The problem
Repeat all of the material below exactly as written, images excluded.

Saved entries:
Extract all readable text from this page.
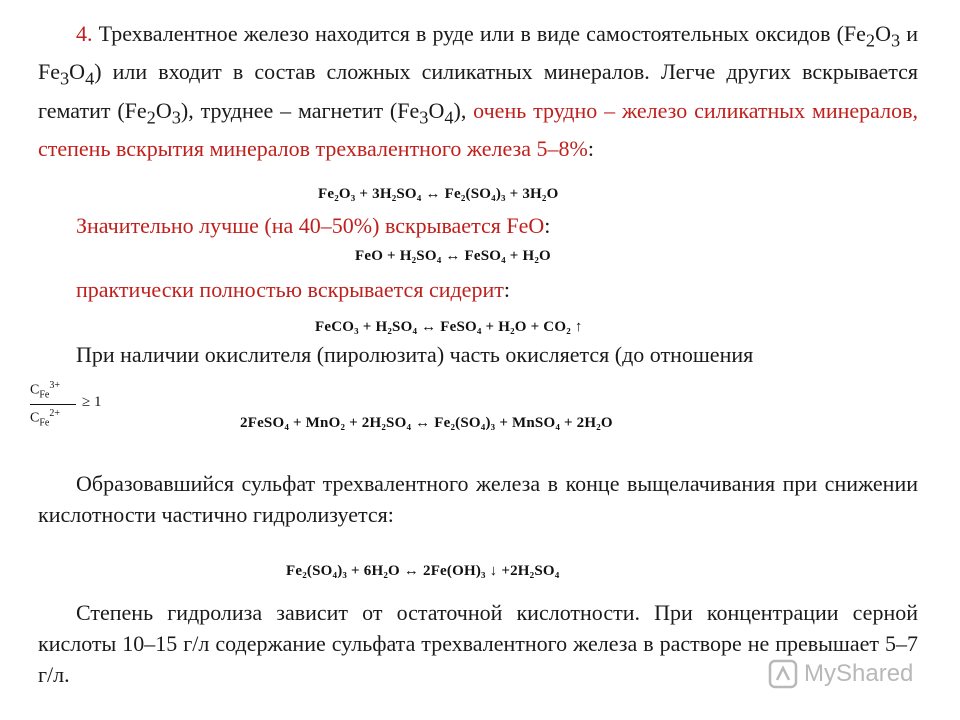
4. Трехвалентное железо находится в руде или в виде самостоятельных оксидов ($Fe_2O_3$ и $Fe_3O_4$) или входит в состав сложных силикатных минералов. Легче других вскрывается гематит $(Fe_2O_3)$, труднее – магнетит $(Fe_3O_4)$, очень трудно – железо силикатных минералов, степень вскрытия минералов трехвалентного железа 5–8%:

Fe₂O₃ + 3H₂SO₄ ↔ Fe₂(SO₄)₃ + 3H₂O
Значительно лучше (на 40–50%) вскрывается FeO:
FeO + H₂SO₄ ↔ FeSO₄ + H₂O
практически полностью вскрывается сидерит:
FeCO₃ + H₂SO₄ ↔ FeSO₄ + H₂O + CO₂ ↑
При наличии окислителя (пиролюзита) часть окисляется (до отношения
$C_{Fe}^{3+}$
$C_{Fe}^{2+}$
≥ 1
2FeSO₄ + MnO₂ + 2H₂SO₄ ↔ Fe₂(SO₄)₃ + MnSO₄ + 2H₂O

Образовавшийся сульфат трехвалентного железа в конце выщелачивания при снижении кислотности частично гидролизуется:

Fe₂(SO₄)₃ + 6H₂O ↔ 2Fe(OH)₃ ↓ +2H₂SO₄

Степень гидролиза зависит от остаточной кислотности. При концентрации серной кислоты 10–15 г/л содержание сульфата трехвалентного железа в растворе не превышает 5–7 г/л.	MyShared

Response to the exercise
Extract all readable text from this page.
4. Трехвалентное железо находится в руде или в виде самостоятельных оксидов ($Fe_2O_3$ и $Fe_3O_4$) или входит в состав сложных силикатных минералов. Легче других вскрывается гематит $(Fe_2O_3)$, труднее – магнетит $(Fe_3O_4)$, очень трудно – железо силикатных минералов, степень вскрытия минералов трехвалентного железа 5–8%:

Fe₂O₃ + 3H₂SO₄ ↔ Fe₂(SO₄)₃ + 3H₂O
Значительно лучше (на 40–50%) вскрывается FeO:
FeO + H₂SO₄ ↔ FeSO₄ + H₂O
практически полностью вскрывается сидерит:
FeCO₃ + H₂SO₄ ↔ FeSO₄ + H₂O + CO₂ ↑
При наличии окислителя (пиролюзита) часть окисляется (до отношения
$C_{Fe}^{3+}$
$C_{Fe}^{2+}$
≥ 1
2FeSO₄ + MnO₂ + 2H₂SO₄ ↔ Fe₂(SO₄)₃ + MnSO₄ + 2H₂O

Образовавшийся сульфат трехвалентного железа в конце выщелачивания при снижении кислотности частично гидролизуется:

Fe₂(SO₄)₃ + 6H₂O ↔ 2Fe(OH)₃ ↓ +2H₂SO₄

Степень гидролиза зависит от остаточной кислотности. При концентрации серной кислоты 10–15 г/л содержание сульфата трехвалентного железа в растворе не превышает 5–7 г/л.	MyShared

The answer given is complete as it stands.